Problem to work on: From the entries that follow, pick out all lines holding "Fairy".

-- START OF Input records --

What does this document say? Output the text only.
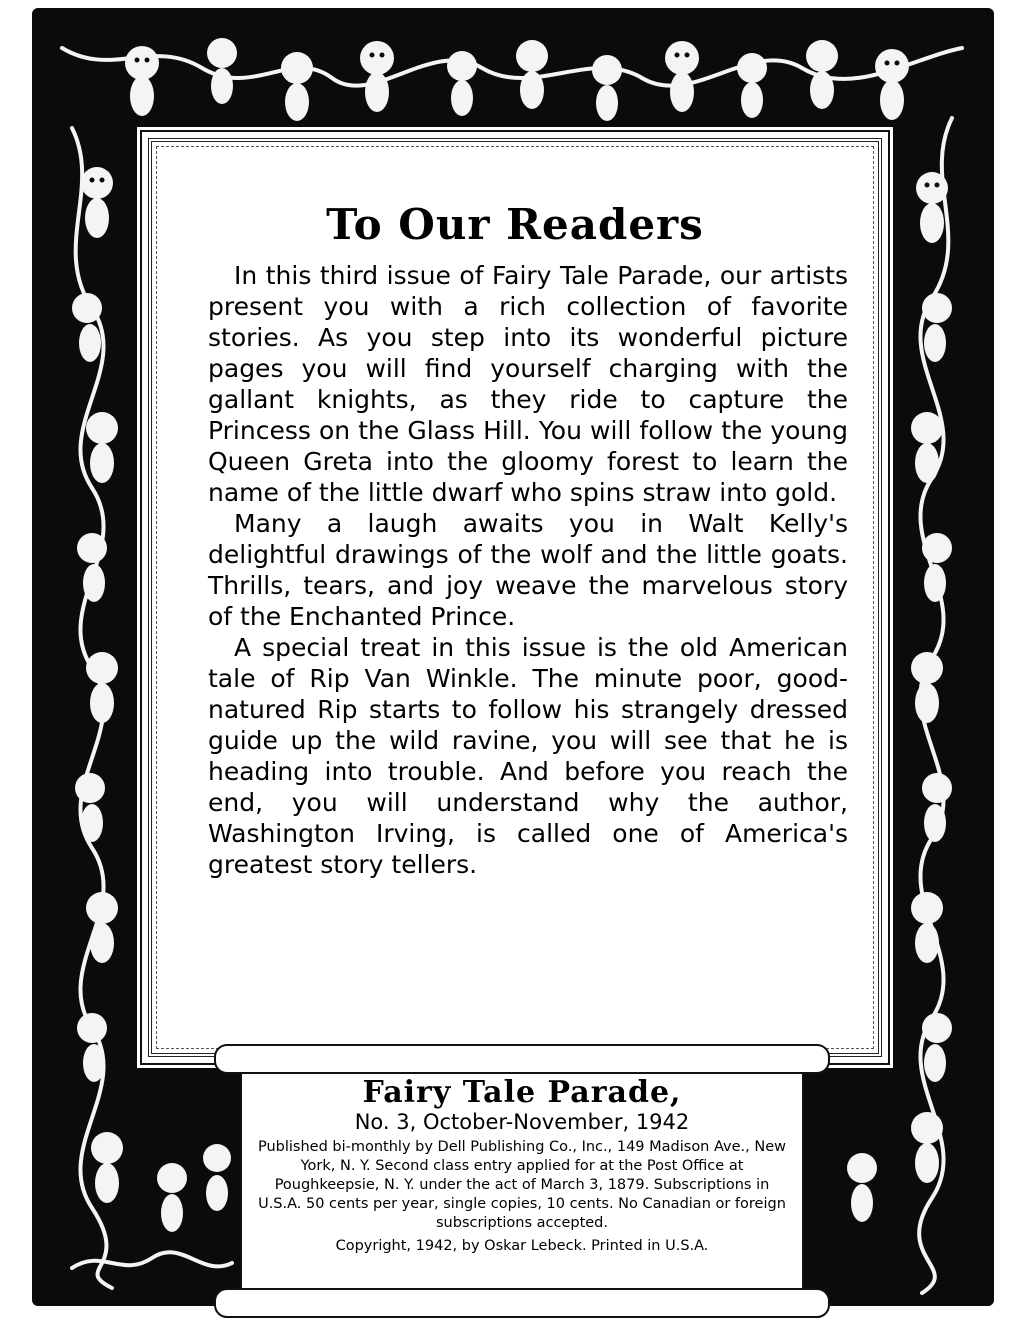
To Our Readers

In this third issue of Fairy Tale Parade, our artists present you with a rich collection of favorite stories. As you step into its wonderful picture pages you will find yourself charging with the gallant knights, as they ride to capture the Princess on the Glass Hill. You will follow the young Queen Greta into the gloomy forest to learn the name of the little dwarf who spins straw into gold.

Many a laugh awaits you in Walt Kelly's delightful drawings of the wolf and the little goats. Thrills, tears, and joy weave the marvelous story of the Enchanted Prince.

A special treat in this issue is the old American tale of Rip Van Winkle. The minute poor, good-natured Rip starts to follow his strangely dressed guide up the wild ravine, you will see that he is heading into trouble. And before you reach the end, you will understand why the author, Washington Irving, is called one of America's greatest story tellers.

Fairy Tale Parade,
No. 3, October-November, 1942
Published bi-monthly by Dell Publishing Co., Inc., 149 Madison Ave., New York, N. Y. Second class entry applied for at the Post Office at Poughkeepsie, N. Y. under the act of March 3, 1879. Subscriptions in U.S.A. 50 cents per year, single copies, 10 cents. No Canadian or foreign subscriptions accepted.
Copyright, 1942, by Oskar Lebeck. Printed in U.S.A.
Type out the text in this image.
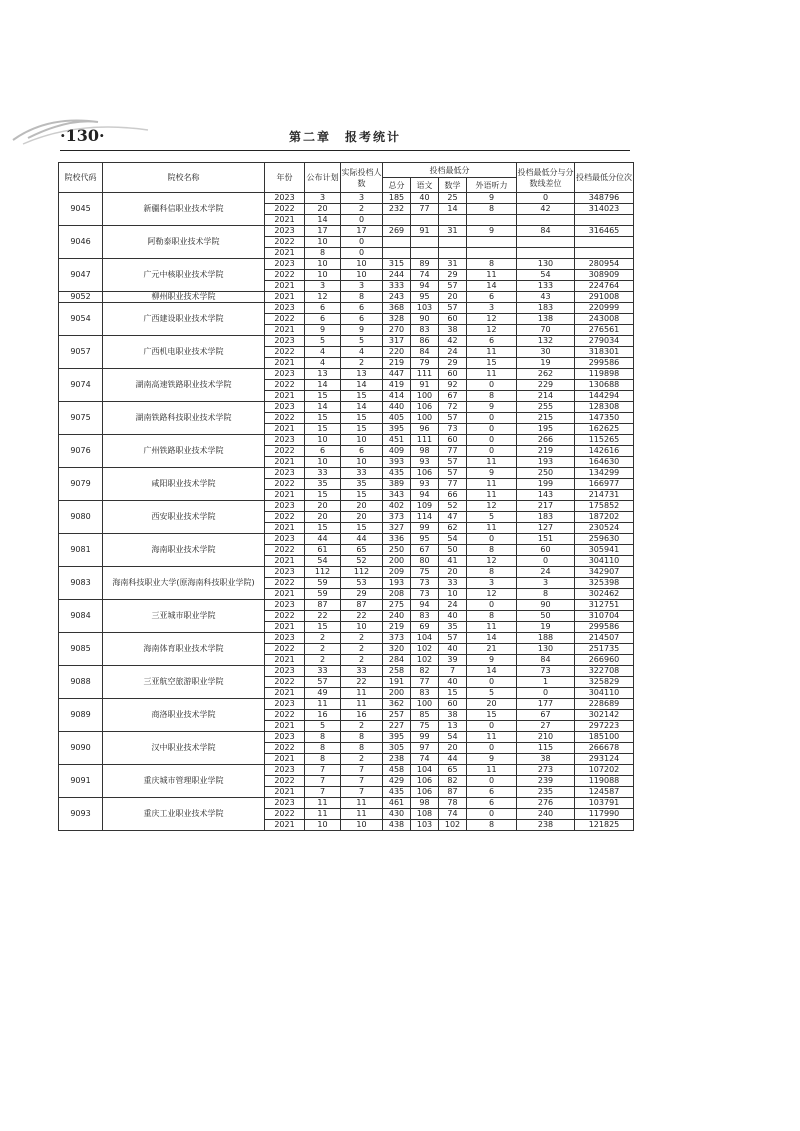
·130·	第二章　报考统计
院校代码	院校名称	年份	公布计划	实际投档人数	投档最低分				投档最低分与分数线差位	投档最低分位次
					总分	语文	数学	外语听力		
9045	新疆科信职业技术学院	2023	3	3	185	40	25	9	0	348796
		2022	20	2	232	77	14	8	42	314023
		2021	14	0						
9046	阿勒泰职业技术学院	2023	17	17	269	91	31	9	84	316465
		2022	10	0						
		2021	8	0						
9047	广元中核职业技术学院	2023	10	10	315	89	31	8	130	280954
		2022	10	10	244	74	29	11	54	308909
		2021	3	3	333	94	57	14	133	224764
9052	柳州职业技术学院	2021	12	8	243	95	20	6	43	291008
9054	广西建设职业技术学院	2023	6	6	368	103	57	3	183	220999
		2022	6	6	328	90	60	12	138	243008
		2021	9	9	270	83	38	12	70	276561
9057	广西机电职业技术学院	2023	5	5	317	86	42	6	132	279034
		2022	4	4	220	84	24	11	30	318301
		2021	4	2	219	79	29	15	19	299586
9074	湖南高速铁路职业技术学院	2023	13	13	447	111	60	11	262	119898
		2022	14	14	419	91	92	0	229	130688
		2021	15	15	414	100	67	8	214	144294
9075	湖南铁路科技职业技术学院	2023	14	14	440	106	72	9	255	128308
		2022	15	15	405	100	57	0	215	147350
		2021	15	15	395	96	73	0	195	162625
9076	广州铁路职业技术学院	2023	10	10	451	111	60	0	266	115265
		2022	6	6	409	98	77	0	219	142616
		2021	10	10	393	93	57	11	193	164630
9079	咸阳职业技术学院	2023	33	33	435	106	57	9	250	134299
		2022	35	35	389	93	77	11	199	166977
		2021	15	15	343	94	66	11	143	214731
9080	西安职业技术学院	2023	20	20	402	109	52	12	217	175852
		2022	20	20	373	114	47	5	183	187202
		2021	15	15	327	99	62	11	127	230524
9081	海南职业技术学院	2023	44	44	336	95	54	0	151	259630
		2022	61	65	250	67	50	8	60	305941
		2021	54	52	200	80	41	12	0	304110
9083	海南科技职业大学(原海南科技职业学院)	2023	112	112	209	75	20	8	24	342907
		2022	59	53	193	73	33	3	3	325398
		2021	59	29	208	73	10	12	8	302462
9084	三亚城市职业学院	2023	87	87	275	94	24	0	90	312751
		2022	22	22	240	83	40	8	50	310704
		2021	15	10	219	69	35	11	19	299586
9085	海南体育职业技术学院	2023	2	2	373	104	57	14	188	214507
		2022	2	2	320	102	40	21	130	251735
		2021	2	2	284	102	39	9	84	266960
9088	三亚航空旅游职业学院	2023	33	33	258	82	7	14	73	322708
		2022	57	22	191	77	40	0	1	325829
		2021	49	11	200	83	15	5	0	304110
9089	商洛职业技术学院	2023	11	11	362	100	60	20	177	228689
		2022	16	16	257	85	38	15	67	302142
		2021	5	2	227	75	13	0	27	297223
9090	汉中职业技术学院	2023	8	8	395	99	54	11	210	185100
		2022	8	8	305	97	20	0	115	266678
		2021	8	2	238	74	44	9	38	293124
9091	重庆城市管理职业学院	2023	7	7	458	104	65	11	273	107202
		2022	7	7	429	106	82	0	239	119088
		2021	7	7	435	106	87	6	235	124587
9093	重庆工业职业技术学院	2023	11	11	461	98	78	6	276	103791
		2022	11	11	430	108	74	0	240	117990
		2021	10	10	438	103	102	8	238	121825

-- END OF Input records --

The completed task:
In this third issue of Fairy Tale Parade, our artists present you with a rich collection of favorite stories. As you step into its wonderful picture pages you will find yourself charging with the gallant knights, as they ride to capture the Princess on the Glass Hill. You will follow the young Queen Greta into the gloomy forest to learn the name of the little dwarf who spins straw into gold.
Fairy Tale Parade,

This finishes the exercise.